═════ DATA SUPPLIED ═════

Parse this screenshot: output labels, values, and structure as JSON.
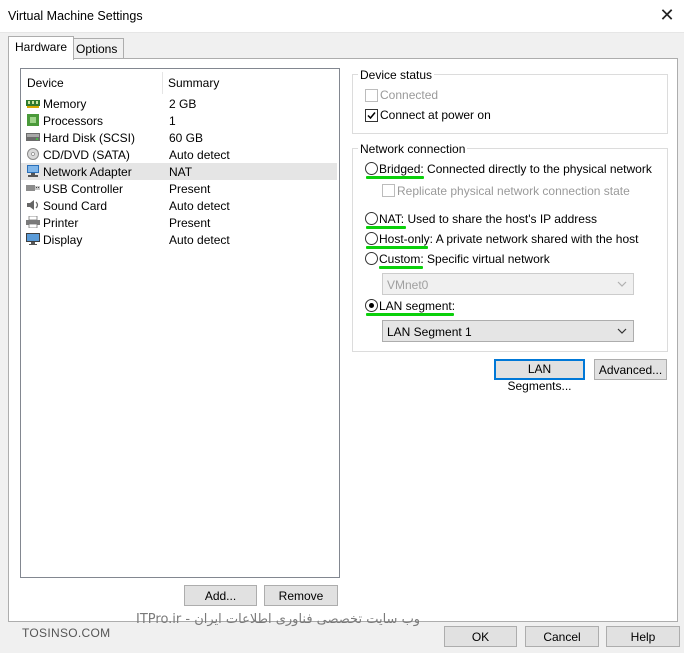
{
  "window": {
    "title": "Virtual Machine Settings",
    "close_glyph": "✕"
  },
  "tabs": [
    {
      "label": "Hardware"
    },
    {
      "label": "Options"
    }
  ],
  "device_list": {
    "col_device": "Device",
    "col_summary": "Summary",
    "rows": [
      {
        "name": "Memory",
        "summary": "2 GB",
        "icon": "memory-icon"
      },
      {
        "name": "Processors",
        "summary": "1",
        "icon": "processor-icon"
      },
      {
        "name": "Hard Disk (SCSI)",
        "summary": "60 GB",
        "icon": "hard-disk-icon"
      },
      {
        "name": "CD/DVD (SATA)",
        "summary": "Auto detect",
        "icon": "cd-dvd-icon"
      },
      {
        "name": "Network Adapter",
        "summary": "NAT",
        "icon": "network-adapter-icon"
      },
      {
        "name": "USB Controller",
        "summary": "Present",
        "icon": "usb-icon"
      },
      {
        "name": "Sound Card",
        "summary": "Auto detect",
        "icon": "sound-card-icon"
      },
      {
        "name": "Printer",
        "summary": "Present",
        "icon": "printer-icon"
      },
      {
        "name": "Display",
        "summary": "Auto detect",
        "icon": "display-icon"
      }
    ],
    "add_label": "Add...",
    "remove_label": "Remove"
  },
  "device_status": {
    "legend": "Device status",
    "connected": "Connected",
    "connect_at_power_on": "Connect at power on"
  },
  "network_connection": {
    "legend": "Network connection",
    "bridged_key": "Bridged:",
    "bridged_desc": "Connected directly to the physical network",
    "replicate": "Replicate physical network connection state",
    "nat_key": "NAT:",
    "nat_desc": "Used to share the host's IP address",
    "hostonly_key": "Host-only:",
    "hostonly_desc": "A private network shared with the host",
    "custom_key": "Custom:",
    "custom_desc": "Specific virtual network",
    "custom_value": "VMnet0",
    "lan_key": "LAN segment:",
    "lan_value": "LAN Segment 1"
  },
  "buttons": {
    "lan_segments": "LAN Segments...",
    "advanced": "Advanced...",
    "ok": "OK",
    "cancel": "Cancel",
    "help": "Help"
  },
  "watermark": {
    "site": "TOSINSO.COM",
    "banner": "ITPro.ir - وب سایت تخصصی فناوری اطلاعات ایران"
  },
  "colors": {
    "underline": "#0bd00b",
    "default_button_border": "#0078d7"
  }
}
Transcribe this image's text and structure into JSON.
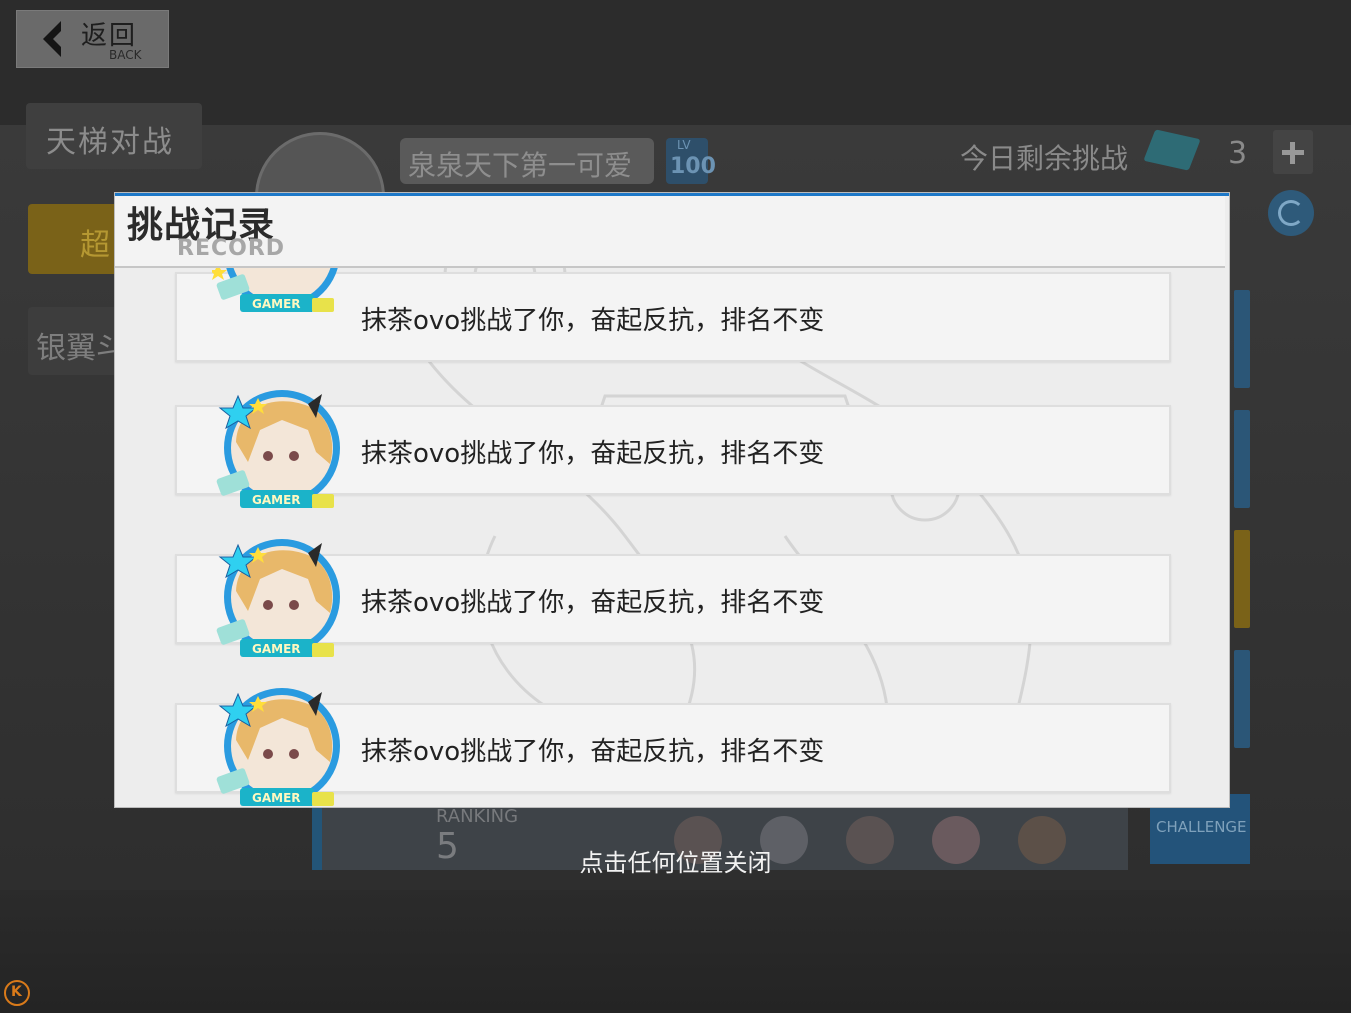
{
  "header": {
    "back_cn": "返回",
    "back_en": "BACK"
  },
  "tabs": {
    "ladder": "天梯对战",
    "super": "超",
    "silver": "银翼斗"
  },
  "player": {
    "name": "泉泉天下第一可爱",
    "lv_label": "LV",
    "level": "100"
  },
  "daily": {
    "label": "今日剩余挑战",
    "count": "3"
  },
  "ranking": {
    "label": "RANKING",
    "value": "5"
  },
  "challenge_label": "CHALLENGE",
  "modal": {
    "title": "挑战记录",
    "subtitle": "RECORD",
    "records": [
      {
        "text": "抹茶ovo挑战了你，奋起反抗，排名不变",
        "badge": "GAMER"
      },
      {
        "text": "抹茶ovo挑战了你，奋起反抗，排名不变",
        "badge": "GAMER"
      },
      {
        "text": "抹茶ovo挑战了你，奋起反抗，排名不变",
        "badge": "GAMER"
      },
      {
        "text": "抹茶ovo挑战了你，奋起反抗，排名不变",
        "badge": "GAMER"
      }
    ]
  },
  "close_hint": "点击任何位置关闭",
  "corner_badge": "K",
  "colors": {
    "modal_accent": "#1d78c8",
    "avatar_ring": "#2a9be0",
    "avatar_hair": "#e8b86a"
  }
}
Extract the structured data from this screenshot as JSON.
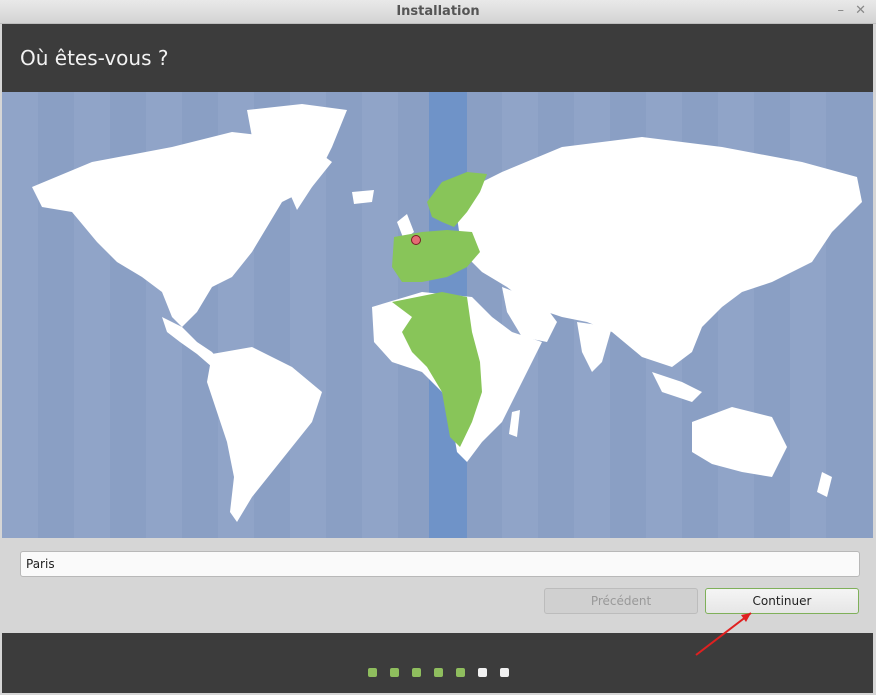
{
  "window": {
    "title": "Installation",
    "minimize_glyph": "–",
    "close_glyph": "✕"
  },
  "header": {
    "heading": "Où êtes-vous ?"
  },
  "map": {
    "ocean_color": "#8a9fc4",
    "land_color": "#ffffff",
    "selected_zone_color": "#6f93c8",
    "selected_region_color": "#88c559",
    "marker_color": "#e46b75"
  },
  "location": {
    "city_value": "Paris"
  },
  "buttons": {
    "previous_label": "Précédent",
    "continue_label": "Continuer"
  },
  "progress": {
    "steps_done": 5,
    "steps_total": 7,
    "done_color": "#8fbe5e",
    "todo_color": "#f1f1f1"
  },
  "annotation": {
    "arrow_color": "#e02020"
  }
}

═════

From the listing above, print every entry precisely and drop the pictures.

Parse this screenshot: output labels, values, and structure as JSON.
{
  "window": {
    "title": "Virtual Machine Settings",
    "close_glyph": "✕"
  },
  "tabs": [
    {
      "label": "Hardware"
    },
    {
      "label": "Options"
    }
  ],
  "device_list": {
    "col_device": "Device",
    "col_summary": "Summary",
    "rows": [
      {
        "name": "Memory",
        "summary": "2 GB",
        "icon": "memory-icon"
      },
      {
        "name": "Processors",
        "summary": "1",
        "icon": "processor-icon"
      },
      {
        "name": "Hard Disk (SCSI)",
        "summary": "60 GB",
        "icon": "hard-disk-icon"
      },
      {
        "name": "CD/DVD (SATA)",
        "summary": "Auto detect",
        "icon": "cd-dvd-icon"
      },
      {
        "name": "Network Adapter",
        "summary": "NAT",
        "icon": "network-adapter-icon"
      },
      {
        "name": "USB Controller",
        "summary": "Present",
        "icon": "usb-icon"
      },
      {
        "name": "Sound Card",
        "summary": "Auto detect",
        "icon": "sound-card-icon"
      },
      {
        "name": "Printer",
        "summary": "Present",
        "icon": "printer-icon"
      },
      {
        "name": "Display",
        "summary": "Auto detect",
        "icon": "display-icon"
      }
    ],
    "add_label": "Add...",
    "remove_label": "Remove"
  },
  "device_status": {
    "legend": "Device status",
    "connected": "Connected",
    "connect_at_power_on": "Connect at power on"
  },
  "network_connection": {
    "legend": "Network connection",
    "bridged_key": "Bridged:",
    "bridged_desc": "Connected directly to the physical network",
    "replicate": "Replicate physical network connection state",
    "nat_key": "NAT:",
    "nat_desc": "Used to share the host's IP address",
    "hostonly_key": "Host-only:",
    "hostonly_desc": "A private network shared with the host",
    "custom_key": "Custom:",
    "custom_desc": "Specific virtual network",
    "custom_value": "VMnet0",
    "lan_key": "LAN segment:",
    "lan_value": "LAN Segment 1"
  },
  "buttons": {
    "lan_segments": "LAN Segments...",
    "advanced": "Advanced...",
    "ok": "OK",
    "cancel": "Cancel",
    "help": "Help"
  },
  "watermark": {
    "site": "TOSINSO.COM",
    "banner": "ITPro.ir - وب سایت تخصصی فناوری اطلاعات ایران"
  },
  "colors": {
    "underline": "#0bd00b",
    "default_button_border": "#0078d7"
  }
}
Transcribe this image's text and structure into JSON.
{
  "header": {
    "back_cn": "返回",
    "back_en": "BACK"
  },
  "tabs": {
    "ladder": "天梯对战",
    "super": "超",
    "silver": "银翼斗"
  },
  "player": {
    "name": "泉泉天下第一可爱",
    "lv_label": "LV",
    "level": "100"
  },
  "daily": {
    "label": "今日剩余挑战",
    "count": "3"
  },
  "ranking": {
    "label": "RANKING",
    "value": "5"
  },
  "challenge_label": "CHALLENGE",
  "modal": {
    "title": "挑战记录",
    "subtitle": "RECORD",
    "records": [
      {
        "text": "抹茶ovo挑战了你，奋起反抗，排名不变",
        "badge": "GAMER"
      },
      {
        "text": "抹茶ovo挑战了你，奋起反抗，排名不变",
        "badge": "GAMER"
      },
      {
        "text": "抹茶ovo挑战了你，奋起反抗，排名不变",
        "badge": "GAMER"
      },
      {
        "text": "抹茶ovo挑战了你，奋起反抗，排名不变",
        "badge": "GAMER"
      }
    ]
  },
  "close_hint": "点击任何位置关闭",
  "corner_badge": "K",
  "colors": {
    "modal_accent": "#1d78c8",
    "avatar_ring": "#2a9be0",
    "avatar_hair": "#e8b86a"
  }
}
Extract the structured data from this screenshot as JSON.
{
  "window": {
    "title": "Installation",
    "minimize_glyph": "–",
    "close_glyph": "✕"
  },
  "header": {
    "heading": "Où êtes-vous ?"
  },
  "map": {
    "ocean_color": "#8a9fc4",
    "land_color": "#ffffff",
    "selected_zone_color": "#6f93c8",
    "selected_region_color": "#88c559",
    "marker_color": "#e46b75"
  },
  "location": {
    "city_value": "Paris"
  },
  "buttons": {
    "previous_label": "Précédent",
    "continue_label": "Continuer"
  },
  "progress": {
    "steps_done": 5,
    "steps_total": 7,
    "done_color": "#8fbe5e",
    "todo_color": "#f1f1f1"
  },
  "annotation": {
    "arrow_color": "#e02020"
  }
}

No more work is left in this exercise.